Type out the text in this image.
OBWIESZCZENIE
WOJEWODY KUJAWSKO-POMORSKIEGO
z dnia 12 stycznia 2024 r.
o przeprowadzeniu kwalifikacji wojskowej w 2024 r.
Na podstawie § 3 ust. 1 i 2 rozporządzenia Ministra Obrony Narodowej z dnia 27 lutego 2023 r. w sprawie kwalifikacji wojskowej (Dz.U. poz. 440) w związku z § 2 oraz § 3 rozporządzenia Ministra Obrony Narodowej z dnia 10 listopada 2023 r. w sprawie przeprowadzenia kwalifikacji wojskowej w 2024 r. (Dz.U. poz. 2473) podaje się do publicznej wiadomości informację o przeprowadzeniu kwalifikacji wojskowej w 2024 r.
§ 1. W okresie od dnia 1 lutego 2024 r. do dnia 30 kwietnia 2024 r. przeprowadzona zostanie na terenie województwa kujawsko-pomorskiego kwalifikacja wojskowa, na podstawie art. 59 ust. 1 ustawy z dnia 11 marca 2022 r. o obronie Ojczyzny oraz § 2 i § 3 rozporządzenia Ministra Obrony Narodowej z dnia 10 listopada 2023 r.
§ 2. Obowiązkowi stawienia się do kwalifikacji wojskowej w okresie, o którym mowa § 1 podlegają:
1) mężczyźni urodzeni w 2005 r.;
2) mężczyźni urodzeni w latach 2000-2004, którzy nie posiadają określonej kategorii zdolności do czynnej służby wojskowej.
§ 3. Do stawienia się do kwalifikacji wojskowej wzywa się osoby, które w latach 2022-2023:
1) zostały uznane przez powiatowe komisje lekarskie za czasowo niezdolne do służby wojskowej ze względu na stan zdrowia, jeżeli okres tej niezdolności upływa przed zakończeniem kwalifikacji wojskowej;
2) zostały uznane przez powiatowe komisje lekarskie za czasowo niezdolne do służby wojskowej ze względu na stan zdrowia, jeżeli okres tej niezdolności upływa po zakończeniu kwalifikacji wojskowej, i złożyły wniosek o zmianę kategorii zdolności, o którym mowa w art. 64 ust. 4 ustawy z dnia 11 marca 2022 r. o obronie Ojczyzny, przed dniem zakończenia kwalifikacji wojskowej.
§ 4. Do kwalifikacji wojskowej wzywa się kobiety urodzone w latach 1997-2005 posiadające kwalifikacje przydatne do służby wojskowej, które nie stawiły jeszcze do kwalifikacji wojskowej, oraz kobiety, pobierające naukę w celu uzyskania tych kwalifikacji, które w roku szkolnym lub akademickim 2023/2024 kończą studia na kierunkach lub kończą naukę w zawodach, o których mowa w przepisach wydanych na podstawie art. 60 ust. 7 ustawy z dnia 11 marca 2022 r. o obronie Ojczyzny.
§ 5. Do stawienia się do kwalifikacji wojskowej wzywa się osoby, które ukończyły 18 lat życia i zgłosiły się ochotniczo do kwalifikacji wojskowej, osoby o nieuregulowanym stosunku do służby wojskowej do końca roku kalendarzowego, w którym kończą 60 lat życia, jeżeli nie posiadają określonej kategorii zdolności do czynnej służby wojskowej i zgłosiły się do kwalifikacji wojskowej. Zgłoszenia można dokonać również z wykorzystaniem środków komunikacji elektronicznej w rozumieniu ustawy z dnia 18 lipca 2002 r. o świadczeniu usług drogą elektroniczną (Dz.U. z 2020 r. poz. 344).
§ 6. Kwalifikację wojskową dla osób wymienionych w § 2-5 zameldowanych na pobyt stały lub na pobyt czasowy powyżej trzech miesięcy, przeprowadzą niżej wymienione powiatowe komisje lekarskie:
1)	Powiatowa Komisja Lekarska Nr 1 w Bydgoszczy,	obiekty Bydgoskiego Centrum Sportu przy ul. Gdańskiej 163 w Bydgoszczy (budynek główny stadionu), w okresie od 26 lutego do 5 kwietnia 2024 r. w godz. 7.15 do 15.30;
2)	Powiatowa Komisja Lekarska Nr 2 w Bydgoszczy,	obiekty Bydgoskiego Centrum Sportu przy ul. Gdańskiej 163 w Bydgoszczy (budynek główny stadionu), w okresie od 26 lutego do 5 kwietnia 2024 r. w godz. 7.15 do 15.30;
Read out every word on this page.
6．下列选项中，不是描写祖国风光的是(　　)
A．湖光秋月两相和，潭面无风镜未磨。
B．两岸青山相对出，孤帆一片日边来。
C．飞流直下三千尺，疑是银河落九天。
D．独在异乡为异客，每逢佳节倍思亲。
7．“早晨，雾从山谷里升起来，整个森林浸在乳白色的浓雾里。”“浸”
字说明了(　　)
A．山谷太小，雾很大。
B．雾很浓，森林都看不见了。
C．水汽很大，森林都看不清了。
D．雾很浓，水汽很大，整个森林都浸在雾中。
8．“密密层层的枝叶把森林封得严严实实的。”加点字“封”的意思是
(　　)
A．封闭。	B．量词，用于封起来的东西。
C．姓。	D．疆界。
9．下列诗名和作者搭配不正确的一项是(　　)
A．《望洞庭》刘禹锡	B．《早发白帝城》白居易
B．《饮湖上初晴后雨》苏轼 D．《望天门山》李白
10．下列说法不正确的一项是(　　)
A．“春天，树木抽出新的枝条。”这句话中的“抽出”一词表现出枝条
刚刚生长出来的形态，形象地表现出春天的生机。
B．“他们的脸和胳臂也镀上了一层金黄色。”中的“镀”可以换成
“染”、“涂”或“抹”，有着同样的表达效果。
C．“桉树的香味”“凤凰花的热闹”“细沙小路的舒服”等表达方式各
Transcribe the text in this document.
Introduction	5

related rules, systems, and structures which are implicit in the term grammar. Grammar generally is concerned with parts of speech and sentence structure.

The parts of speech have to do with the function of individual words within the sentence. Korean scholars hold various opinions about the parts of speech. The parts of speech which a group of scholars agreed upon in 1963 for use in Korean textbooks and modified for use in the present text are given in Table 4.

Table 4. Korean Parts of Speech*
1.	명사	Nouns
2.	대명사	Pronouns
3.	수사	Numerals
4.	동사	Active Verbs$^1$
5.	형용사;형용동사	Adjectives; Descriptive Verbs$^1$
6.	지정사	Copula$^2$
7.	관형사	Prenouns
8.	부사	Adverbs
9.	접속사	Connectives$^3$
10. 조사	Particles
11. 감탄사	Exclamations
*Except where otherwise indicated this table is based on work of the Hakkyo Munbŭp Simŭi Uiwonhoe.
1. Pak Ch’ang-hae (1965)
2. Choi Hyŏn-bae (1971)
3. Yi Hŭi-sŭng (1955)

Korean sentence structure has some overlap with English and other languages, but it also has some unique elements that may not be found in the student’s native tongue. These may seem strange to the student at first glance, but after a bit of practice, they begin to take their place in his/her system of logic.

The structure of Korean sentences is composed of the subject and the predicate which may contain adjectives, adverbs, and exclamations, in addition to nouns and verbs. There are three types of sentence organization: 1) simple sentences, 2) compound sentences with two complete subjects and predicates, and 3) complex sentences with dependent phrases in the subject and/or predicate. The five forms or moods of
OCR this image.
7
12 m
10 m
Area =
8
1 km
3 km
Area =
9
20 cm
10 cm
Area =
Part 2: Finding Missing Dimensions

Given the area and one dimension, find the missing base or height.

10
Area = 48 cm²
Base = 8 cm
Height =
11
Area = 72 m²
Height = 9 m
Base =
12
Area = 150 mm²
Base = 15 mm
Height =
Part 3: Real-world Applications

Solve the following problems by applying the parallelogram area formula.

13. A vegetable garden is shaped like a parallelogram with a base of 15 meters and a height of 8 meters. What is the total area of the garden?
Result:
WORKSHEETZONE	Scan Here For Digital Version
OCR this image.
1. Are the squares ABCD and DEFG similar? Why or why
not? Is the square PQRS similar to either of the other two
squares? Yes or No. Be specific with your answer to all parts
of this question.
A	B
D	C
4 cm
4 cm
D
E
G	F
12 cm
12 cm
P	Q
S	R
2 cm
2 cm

EXERCISE | Extract the complete data, matching each line exactly.

SOLUTION TO THIS PROBLEM |
Type out the text in this image.
OBWIESZCZENIE
WOJEWODY KUJAWSKO-POMORSKIEGO
z dnia 12 stycznia 2024 r.
o przeprowadzeniu kwalifikacji wojskowej w 2024 r.
Na podstawie § 3 ust. 1 i 2 rozporządzenia Ministra Obrony Narodowej z dnia 27 lutego 2023 r. w sprawie kwalifikacji wojskowej (Dz.U. poz. 440) w związku z § 2 oraz § 3 rozporządzenia Ministra Obrony Narodowej z dnia 10 listopada 2023 r. w sprawie przeprowadzenia kwalifikacji wojskowej w 2024 r. (Dz.U. poz. 2473) podaje się do publicznej wiadomości informację o przeprowadzeniu kwalifikacji wojskowej w 2024 r.
§ 1. W okresie od dnia 1 lutego 2024 r. do dnia 30 kwietnia 2024 r. przeprowadzona zostanie na terenie województwa kujawsko-pomorskiego kwalifikacja wojskowa, na podstawie art. 59 ust. 1 ustawy z dnia 11 marca 2022 r. o obronie Ojczyzny oraz § 2 i § 3 rozporządzenia Ministra Obrony Narodowej z dnia 10 listopada 2023 r.
§ 2. Obowiązkowi stawienia się do kwalifikacji wojskowej w okresie, o którym mowa § 1 podlegają:
1) mężczyźni urodzeni w 2005 r.;
2) mężczyźni urodzeni w latach 2000-2004, którzy nie posiadają określonej kategorii zdolności do czynnej służby wojskowej.
§ 3. Do stawienia się do kwalifikacji wojskowej wzywa się osoby, które w latach 2022-2023:
1) zostały uznane przez powiatowe komisje lekarskie za czasowo niezdolne do służby wojskowej ze względu na stan zdrowia, jeżeli okres tej niezdolności upływa przed zakończeniem kwalifikacji wojskowej;
2) zostały uznane przez powiatowe komisje lekarskie za czasowo niezdolne do służby wojskowej ze względu na stan zdrowia, jeżeli okres tej niezdolności upływa po zakończeniu kwalifikacji wojskowej, i złożyły wniosek o zmianę kategorii zdolności, o którym mowa w art. 64 ust. 4 ustawy z dnia 11 marca 2022 r. o obronie Ojczyzny, przed dniem zakończenia kwalifikacji wojskowej.
§ 4. Do kwalifikacji wojskowej wzywa się kobiety urodzone w latach 1997-2005 posiadające kwalifikacje przydatne do służby wojskowej, które nie stawiły jeszcze do kwalifikacji wojskowej, oraz kobiety, pobierające naukę w celu uzyskania tych kwalifikacji, które w roku szkolnym lub akademickim 2023/2024 kończą studia na kierunkach lub kończą naukę w zawodach, o których mowa w przepisach wydanych na podstawie art. 60 ust. 7 ustawy z dnia 11 marca 2022 r. o obronie Ojczyzny.
§ 5. Do stawienia się do kwalifikacji wojskowej wzywa się osoby, które ukończyły 18 lat życia i zgłosiły się ochotniczo do kwalifikacji wojskowej, osoby o nieuregulowanym stosunku do służby wojskowej do końca roku kalendarzowego, w którym kończą 60 lat życia, jeżeli nie posiadają określonej kategorii zdolności do czynnej służby wojskowej i zgłosiły się do kwalifikacji wojskowej. Zgłoszenia można dokonać również z wykorzystaniem środków komunikacji elektronicznej w rozumieniu ustawy z dnia 18 lipca 2002 r. o świadczeniu usług drogą elektroniczną (Dz.U. z 2020 r. poz. 344).
§ 6. Kwalifikację wojskową dla osób wymienionych w § 2-5 zameldowanych na pobyt stały lub na pobyt czasowy powyżej trzech miesięcy, przeprowadzą niżej wymienione powiatowe komisje lekarskie:
1)	Powiatowa Komisja Lekarska Nr 1 w Bydgoszczy,	obiekty Bydgoskiego Centrum Sportu przy ul. Gdańskiej 163 w Bydgoszczy (budynek główny stadionu), w okresie od 26 lutego do 5 kwietnia 2024 r. w godz. 7.15 do 15.30;
2)	Powiatowa Komisja Lekarska Nr 2 w Bydgoszczy,	obiekty Bydgoskiego Centrum Sportu przy ul. Gdańskiej 163 w Bydgoszczy (budynek główny stadionu), w okresie od 26 lutego do 5 kwietnia 2024 r. w godz. 7.15 do 15.30;
Read out every word on this page.
6．下列选项中，不是描写祖国风光的是(　　)
A．湖光秋月两相和，潭面无风镜未磨。
B．两岸青山相对出，孤帆一片日边来。
C．飞流直下三千尺，疑是银河落九天。
D．独在异乡为异客，每逢佳节倍思亲。
7．“早晨，雾从山谷里升起来，整个森林浸在乳白色的浓雾里。”“浸”
字说明了(　　)
A．山谷太小，雾很大。
B．雾很浓，森林都看不见了。
C．水汽很大，森林都看不清了。
D．雾很浓，水汽很大，整个森林都浸在雾中。
8．“密密层层的枝叶把森林封得严严实实的。”加点字“封”的意思是
(　　)
A．封闭。	B．量词，用于封起来的东西。
C．姓。	D．疆界。
9．下列诗名和作者搭配不正确的一项是(　　)
A．《望洞庭》刘禹锡	B．《早发白帝城》白居易
B．《饮湖上初晴后雨》苏轼 D．《望天门山》李白
10．下列说法不正确的一项是(　　)
A．“春天，树木抽出新的枝条。”这句话中的“抽出”一词表现出枝条
刚刚生长出来的形态，形象地表现出春天的生机。
B．“他们的脸和胳臂也镀上了一层金黄色。”中的“镀”可以换成
“染”、“涂”或“抹”，有着同样的表达效果。
C．“桉树的香味”“凤凰花的热闹”“细沙小路的舒服”等表达方式各
Transcribe the text in this document.
Introduction	5

related rules, systems, and structures which are implicit in the term grammar. Grammar generally is concerned with parts of speech and sentence structure.

The parts of speech have to do with the function of individual words within the sentence. Korean scholars hold various opinions about the parts of speech. The parts of speech which a group of scholars agreed upon in 1963 for use in Korean textbooks and modified for use in the present text are given in Table 4.

Table 4. Korean Parts of Speech*
1.	명사	Nouns
2.	대명사	Pronouns
3.	수사	Numerals
4.	동사	Active Verbs$^1$
5.	형용사;형용동사	Adjectives; Descriptive Verbs$^1$
6.	지정사	Copula$^2$
7.	관형사	Prenouns
8.	부사	Adverbs
9.	접속사	Connectives$^3$
10. 조사	Particles
11. 감탄사	Exclamations
*Except where otherwise indicated this table is based on work of the Hakkyo Munbŭp Simŭi Uiwonhoe.
1. Pak Ch’ang-hae (1965)
2. Choi Hyŏn-bae (1971)
3. Yi Hŭi-sŭng (1955)

Korean sentence structure has some overlap with English and other languages, but it also has some unique elements that may not be found in the student’s native tongue. These may seem strange to the student at first glance, but after a bit of practice, they begin to take their place in his/her system of logic.

The structure of Korean sentences is composed of the subject and the predicate which may contain adjectives, adverbs, and exclamations, in addition to nouns and verbs. There are three types of sentence organization: 1) simple sentences, 2) compound sentences with two complete subjects and predicates, and 3) complex sentences with dependent phrases in the subject and/or predicate. The five forms or moods of
OCR this image.
7
12 m
10 m
Area =
8
1 km
3 km
Area =
9
20 cm
10 cm
Area =
Part 2: Finding Missing Dimensions

Given the area and one dimension, find the missing base or height.

10
Area = 48 cm²
Base = 8 cm
Height =
11
Area = 72 m²
Height = 9 m
Base =
12
Area = 150 mm²
Base = 15 mm
Height =
Part 3: Real-world Applications

Solve the following problems by applying the parallelogram area formula.

13. A vegetable garden is shaped like a parallelogram with a base of 15 meters and a height of 8 meters. What is the total area of the garden?
Result:
WORKSHEETZONE	Scan Here For Digital Version
OCR this image.
1. Are the squares ABCD and DEFG similar? Why or why
not? Is the square PQRS similar to either of the other two
squares? Yes or No. Be specific with your answer to all parts
of this question.
A	B
D	C
4 cm
4 cm
D
E
G	F
12 cm
12 cm
P	Q
S	R
2 cm
2 cm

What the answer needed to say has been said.